### WORK INSTRUCTIONS
Check every line below for the string "CORRELATION", and copy the lines that contain it.

### INPUT MATERIAL
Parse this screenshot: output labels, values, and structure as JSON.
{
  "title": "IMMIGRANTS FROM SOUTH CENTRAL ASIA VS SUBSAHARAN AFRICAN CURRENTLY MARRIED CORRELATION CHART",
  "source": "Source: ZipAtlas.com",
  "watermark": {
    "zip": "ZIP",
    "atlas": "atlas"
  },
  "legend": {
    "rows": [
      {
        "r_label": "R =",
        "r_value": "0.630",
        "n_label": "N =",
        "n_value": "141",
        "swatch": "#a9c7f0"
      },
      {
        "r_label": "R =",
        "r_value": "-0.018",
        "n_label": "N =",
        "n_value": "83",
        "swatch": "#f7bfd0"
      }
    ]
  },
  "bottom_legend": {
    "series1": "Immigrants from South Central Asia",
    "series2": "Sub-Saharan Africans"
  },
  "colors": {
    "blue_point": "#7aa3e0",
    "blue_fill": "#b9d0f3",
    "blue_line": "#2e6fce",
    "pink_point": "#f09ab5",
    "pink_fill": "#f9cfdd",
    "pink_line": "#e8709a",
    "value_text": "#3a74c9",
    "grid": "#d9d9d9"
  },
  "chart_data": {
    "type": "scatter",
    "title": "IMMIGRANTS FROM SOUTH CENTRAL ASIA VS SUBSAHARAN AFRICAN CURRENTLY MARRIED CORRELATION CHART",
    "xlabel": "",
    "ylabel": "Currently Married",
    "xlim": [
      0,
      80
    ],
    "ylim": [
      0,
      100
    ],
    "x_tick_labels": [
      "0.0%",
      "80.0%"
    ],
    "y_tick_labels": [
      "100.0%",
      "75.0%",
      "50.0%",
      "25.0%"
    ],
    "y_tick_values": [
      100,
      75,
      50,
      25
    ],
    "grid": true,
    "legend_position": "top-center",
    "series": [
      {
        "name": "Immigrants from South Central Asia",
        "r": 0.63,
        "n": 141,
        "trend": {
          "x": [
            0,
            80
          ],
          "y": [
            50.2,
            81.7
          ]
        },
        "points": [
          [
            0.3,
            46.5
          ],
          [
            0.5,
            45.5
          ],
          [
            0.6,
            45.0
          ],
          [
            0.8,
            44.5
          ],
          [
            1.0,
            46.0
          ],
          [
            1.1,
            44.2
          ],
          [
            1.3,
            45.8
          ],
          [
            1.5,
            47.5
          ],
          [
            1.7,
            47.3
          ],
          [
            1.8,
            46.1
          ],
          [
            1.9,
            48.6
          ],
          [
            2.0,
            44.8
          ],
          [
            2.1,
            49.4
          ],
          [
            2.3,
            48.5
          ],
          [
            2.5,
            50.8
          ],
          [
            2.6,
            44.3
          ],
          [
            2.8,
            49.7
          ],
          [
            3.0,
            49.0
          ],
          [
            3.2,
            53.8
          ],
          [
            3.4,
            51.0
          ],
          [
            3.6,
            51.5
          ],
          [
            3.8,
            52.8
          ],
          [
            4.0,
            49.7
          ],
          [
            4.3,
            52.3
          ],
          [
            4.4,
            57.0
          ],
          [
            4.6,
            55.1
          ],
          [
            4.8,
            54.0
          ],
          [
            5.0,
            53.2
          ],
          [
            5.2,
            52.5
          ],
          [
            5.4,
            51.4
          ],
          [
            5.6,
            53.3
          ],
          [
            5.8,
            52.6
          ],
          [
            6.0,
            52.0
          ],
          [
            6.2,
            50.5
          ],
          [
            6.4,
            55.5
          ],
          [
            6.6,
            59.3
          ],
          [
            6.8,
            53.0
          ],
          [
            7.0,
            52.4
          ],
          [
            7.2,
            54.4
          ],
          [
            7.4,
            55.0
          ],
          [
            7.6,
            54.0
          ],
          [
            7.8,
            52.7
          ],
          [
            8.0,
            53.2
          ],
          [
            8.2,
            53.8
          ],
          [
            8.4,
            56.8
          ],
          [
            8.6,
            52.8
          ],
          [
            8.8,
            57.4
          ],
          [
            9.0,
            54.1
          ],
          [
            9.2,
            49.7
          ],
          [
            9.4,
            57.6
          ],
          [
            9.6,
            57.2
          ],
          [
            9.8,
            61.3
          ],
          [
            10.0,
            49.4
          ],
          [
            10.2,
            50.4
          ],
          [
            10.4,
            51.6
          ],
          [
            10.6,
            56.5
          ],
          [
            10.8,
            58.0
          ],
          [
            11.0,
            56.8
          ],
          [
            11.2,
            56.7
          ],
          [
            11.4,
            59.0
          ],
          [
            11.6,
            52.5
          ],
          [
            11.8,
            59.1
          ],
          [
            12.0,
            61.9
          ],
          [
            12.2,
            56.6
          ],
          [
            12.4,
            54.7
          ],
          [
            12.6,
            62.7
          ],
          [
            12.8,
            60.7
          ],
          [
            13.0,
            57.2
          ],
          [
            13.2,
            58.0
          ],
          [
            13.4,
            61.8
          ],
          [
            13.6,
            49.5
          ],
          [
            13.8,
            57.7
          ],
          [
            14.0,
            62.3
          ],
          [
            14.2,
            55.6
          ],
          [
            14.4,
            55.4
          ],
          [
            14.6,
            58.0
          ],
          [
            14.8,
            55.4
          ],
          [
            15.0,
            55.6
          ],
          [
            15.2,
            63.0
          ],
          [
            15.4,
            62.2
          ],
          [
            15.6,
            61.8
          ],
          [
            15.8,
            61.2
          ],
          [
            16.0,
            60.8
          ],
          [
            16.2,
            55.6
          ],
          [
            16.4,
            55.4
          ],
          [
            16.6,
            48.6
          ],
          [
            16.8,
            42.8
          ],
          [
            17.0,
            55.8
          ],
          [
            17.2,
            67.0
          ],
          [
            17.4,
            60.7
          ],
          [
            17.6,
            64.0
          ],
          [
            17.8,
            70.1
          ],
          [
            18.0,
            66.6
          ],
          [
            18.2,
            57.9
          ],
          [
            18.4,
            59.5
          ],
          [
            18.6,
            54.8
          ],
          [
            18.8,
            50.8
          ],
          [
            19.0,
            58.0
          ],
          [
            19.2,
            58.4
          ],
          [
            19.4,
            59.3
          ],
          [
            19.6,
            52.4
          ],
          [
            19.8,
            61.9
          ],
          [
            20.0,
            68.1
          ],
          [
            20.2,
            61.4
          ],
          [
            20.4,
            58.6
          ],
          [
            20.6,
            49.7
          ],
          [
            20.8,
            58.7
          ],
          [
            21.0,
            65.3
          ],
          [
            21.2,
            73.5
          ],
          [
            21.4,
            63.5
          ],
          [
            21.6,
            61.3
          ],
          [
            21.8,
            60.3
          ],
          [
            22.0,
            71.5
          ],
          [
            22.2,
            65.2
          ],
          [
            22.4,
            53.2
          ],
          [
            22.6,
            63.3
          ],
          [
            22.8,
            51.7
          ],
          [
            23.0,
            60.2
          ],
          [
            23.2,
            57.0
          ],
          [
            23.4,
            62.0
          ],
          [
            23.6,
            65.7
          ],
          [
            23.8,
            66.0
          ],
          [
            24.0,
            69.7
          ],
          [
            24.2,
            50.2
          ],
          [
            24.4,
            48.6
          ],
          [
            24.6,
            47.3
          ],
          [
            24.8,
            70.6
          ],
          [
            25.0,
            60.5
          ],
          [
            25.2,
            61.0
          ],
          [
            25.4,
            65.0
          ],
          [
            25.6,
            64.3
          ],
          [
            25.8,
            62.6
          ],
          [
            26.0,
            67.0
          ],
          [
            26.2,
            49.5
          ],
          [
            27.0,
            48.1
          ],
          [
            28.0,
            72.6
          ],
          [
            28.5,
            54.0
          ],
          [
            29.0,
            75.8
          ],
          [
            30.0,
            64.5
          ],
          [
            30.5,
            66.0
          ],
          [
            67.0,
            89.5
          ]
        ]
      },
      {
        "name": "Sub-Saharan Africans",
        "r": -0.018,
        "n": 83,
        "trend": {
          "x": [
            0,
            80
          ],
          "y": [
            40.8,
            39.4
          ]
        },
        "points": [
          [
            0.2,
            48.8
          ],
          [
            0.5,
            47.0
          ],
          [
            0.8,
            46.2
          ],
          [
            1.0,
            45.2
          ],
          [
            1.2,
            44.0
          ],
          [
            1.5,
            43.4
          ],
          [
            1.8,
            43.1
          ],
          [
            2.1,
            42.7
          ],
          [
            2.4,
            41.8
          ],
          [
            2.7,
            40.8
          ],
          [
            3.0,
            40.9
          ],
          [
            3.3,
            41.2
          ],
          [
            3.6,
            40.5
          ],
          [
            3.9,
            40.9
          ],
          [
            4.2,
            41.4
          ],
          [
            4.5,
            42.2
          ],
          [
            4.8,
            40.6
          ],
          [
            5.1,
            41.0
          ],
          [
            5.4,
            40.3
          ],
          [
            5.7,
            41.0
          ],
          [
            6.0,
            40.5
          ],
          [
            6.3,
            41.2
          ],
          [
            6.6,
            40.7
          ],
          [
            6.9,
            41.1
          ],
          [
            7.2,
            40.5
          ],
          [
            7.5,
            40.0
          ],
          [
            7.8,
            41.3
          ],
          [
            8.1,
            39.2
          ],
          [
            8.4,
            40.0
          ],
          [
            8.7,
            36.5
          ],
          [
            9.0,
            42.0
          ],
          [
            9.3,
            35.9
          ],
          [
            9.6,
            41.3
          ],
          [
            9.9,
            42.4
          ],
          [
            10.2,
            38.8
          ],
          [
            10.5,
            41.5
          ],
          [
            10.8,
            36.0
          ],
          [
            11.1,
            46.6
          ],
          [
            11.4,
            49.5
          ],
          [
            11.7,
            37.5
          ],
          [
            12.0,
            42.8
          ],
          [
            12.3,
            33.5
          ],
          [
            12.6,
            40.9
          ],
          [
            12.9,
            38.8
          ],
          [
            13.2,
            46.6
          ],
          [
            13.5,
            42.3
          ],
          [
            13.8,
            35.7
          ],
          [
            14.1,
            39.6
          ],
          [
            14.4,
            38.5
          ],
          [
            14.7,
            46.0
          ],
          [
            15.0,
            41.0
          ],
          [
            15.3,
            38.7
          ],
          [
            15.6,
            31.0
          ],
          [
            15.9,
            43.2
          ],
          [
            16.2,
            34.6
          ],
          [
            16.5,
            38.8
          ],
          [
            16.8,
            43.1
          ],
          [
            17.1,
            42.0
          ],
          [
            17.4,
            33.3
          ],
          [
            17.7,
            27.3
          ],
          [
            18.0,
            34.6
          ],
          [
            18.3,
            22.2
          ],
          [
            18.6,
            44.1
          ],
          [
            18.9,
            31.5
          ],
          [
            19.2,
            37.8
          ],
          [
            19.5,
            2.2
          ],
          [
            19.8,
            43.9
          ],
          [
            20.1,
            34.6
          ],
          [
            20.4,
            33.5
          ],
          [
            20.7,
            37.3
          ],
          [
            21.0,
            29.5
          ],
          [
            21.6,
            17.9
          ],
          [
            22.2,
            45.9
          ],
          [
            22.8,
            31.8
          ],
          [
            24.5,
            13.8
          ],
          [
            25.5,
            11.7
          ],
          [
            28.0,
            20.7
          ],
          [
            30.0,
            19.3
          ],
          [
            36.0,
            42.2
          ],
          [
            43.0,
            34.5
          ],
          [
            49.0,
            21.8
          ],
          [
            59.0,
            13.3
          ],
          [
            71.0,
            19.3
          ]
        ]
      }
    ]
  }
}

### ANSWER TO THE PROBLEM
  "title": "IMMIGRANTS FROM SOUTH CENTRAL ASIA VS SUBSAHARAN AFRICAN CURRENTLY MARRIED CORRELATION CHART",
    "title": "IMMIGRANTS FROM SOUTH CENTRAL ASIA VS SUBSAHARAN AFRICAN CURRENTLY MARRIED CORRELATION CHART",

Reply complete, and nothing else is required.